WHAT THE EXERCISE ASKS: Please retype the entries character for character, from their first line down through the line containing "overview-row-label: Fastest Growing", including both of those lines.

START RECORDS FOR PROCESSING

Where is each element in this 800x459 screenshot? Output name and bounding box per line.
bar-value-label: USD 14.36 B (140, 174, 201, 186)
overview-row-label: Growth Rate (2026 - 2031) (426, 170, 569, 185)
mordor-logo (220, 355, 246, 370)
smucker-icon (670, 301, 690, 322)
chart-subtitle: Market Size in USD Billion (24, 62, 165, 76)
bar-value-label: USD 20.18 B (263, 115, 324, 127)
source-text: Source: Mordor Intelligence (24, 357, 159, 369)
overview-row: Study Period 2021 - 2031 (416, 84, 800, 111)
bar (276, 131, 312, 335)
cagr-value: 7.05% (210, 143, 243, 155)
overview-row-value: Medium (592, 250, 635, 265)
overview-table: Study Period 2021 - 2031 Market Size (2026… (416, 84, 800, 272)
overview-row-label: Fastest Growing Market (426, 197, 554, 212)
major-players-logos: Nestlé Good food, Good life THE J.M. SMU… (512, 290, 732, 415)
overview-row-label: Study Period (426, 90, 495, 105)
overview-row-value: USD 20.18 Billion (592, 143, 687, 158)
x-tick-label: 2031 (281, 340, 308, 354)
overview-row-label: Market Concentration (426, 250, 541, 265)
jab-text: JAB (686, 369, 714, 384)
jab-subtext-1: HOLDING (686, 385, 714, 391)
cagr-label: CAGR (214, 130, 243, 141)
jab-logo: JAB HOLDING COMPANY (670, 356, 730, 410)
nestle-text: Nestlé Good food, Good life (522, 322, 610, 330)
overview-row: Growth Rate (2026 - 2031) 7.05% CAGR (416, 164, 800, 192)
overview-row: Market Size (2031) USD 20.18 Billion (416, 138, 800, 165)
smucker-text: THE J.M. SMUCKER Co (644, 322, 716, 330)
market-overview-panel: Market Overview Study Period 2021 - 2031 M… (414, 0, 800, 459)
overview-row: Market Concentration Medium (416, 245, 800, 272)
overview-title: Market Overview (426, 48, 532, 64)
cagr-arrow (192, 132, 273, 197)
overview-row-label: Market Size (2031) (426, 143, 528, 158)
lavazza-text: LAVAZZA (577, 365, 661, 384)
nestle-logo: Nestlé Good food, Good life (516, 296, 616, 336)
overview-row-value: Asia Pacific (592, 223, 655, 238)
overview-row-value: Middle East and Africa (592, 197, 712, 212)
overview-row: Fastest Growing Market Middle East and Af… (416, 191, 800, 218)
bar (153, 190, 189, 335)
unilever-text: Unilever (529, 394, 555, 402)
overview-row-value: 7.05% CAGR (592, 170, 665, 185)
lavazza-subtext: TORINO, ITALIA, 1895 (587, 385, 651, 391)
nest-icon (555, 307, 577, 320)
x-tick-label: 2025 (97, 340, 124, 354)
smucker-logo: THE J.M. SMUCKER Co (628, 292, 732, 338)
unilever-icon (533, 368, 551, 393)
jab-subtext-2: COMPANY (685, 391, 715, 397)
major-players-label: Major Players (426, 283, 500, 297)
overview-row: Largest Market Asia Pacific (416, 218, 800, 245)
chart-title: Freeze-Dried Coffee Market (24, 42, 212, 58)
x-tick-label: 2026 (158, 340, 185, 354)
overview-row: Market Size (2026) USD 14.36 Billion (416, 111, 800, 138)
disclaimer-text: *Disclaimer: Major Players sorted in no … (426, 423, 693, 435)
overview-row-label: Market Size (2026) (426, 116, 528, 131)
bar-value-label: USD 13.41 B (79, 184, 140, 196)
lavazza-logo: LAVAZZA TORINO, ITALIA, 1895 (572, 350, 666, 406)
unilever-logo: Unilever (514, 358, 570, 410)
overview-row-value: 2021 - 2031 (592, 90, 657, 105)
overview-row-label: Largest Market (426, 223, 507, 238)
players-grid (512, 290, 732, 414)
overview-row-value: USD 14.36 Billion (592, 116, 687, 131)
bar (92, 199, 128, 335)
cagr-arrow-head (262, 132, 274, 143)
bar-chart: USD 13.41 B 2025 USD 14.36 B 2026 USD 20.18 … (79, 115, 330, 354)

END RECORDS FOR PROCESSING

SOLUTION TO THIS TASK:
Where is each element in this 800x459 screenshot? Output name and bounding box per line.
bar-value-label: USD 14.36 B (140, 174, 201, 186)
overview-row-label: Growth Rate (2026 - 2031) (426, 170, 569, 185)
mordor-logo (220, 355, 246, 370)
smucker-icon (670, 301, 690, 322)
chart-subtitle: Market Size in USD Billion (24, 62, 165, 76)
bar-value-label: USD 20.18 B (263, 115, 324, 127)
source-text: Source: Mordor Intelligence (24, 357, 159, 369)
overview-row: Study Period 2021 - 2031 (416, 84, 800, 111)
bar (276, 131, 312, 335)
cagr-value: 7.05% (210, 143, 243, 155)
overview-row-value: Medium (592, 250, 635, 265)
overview-table: Study Period 2021 - 2031 Market Size (2026… (416, 84, 800, 272)
overview-row-label: Fastest Growing Market (426, 197, 554, 212)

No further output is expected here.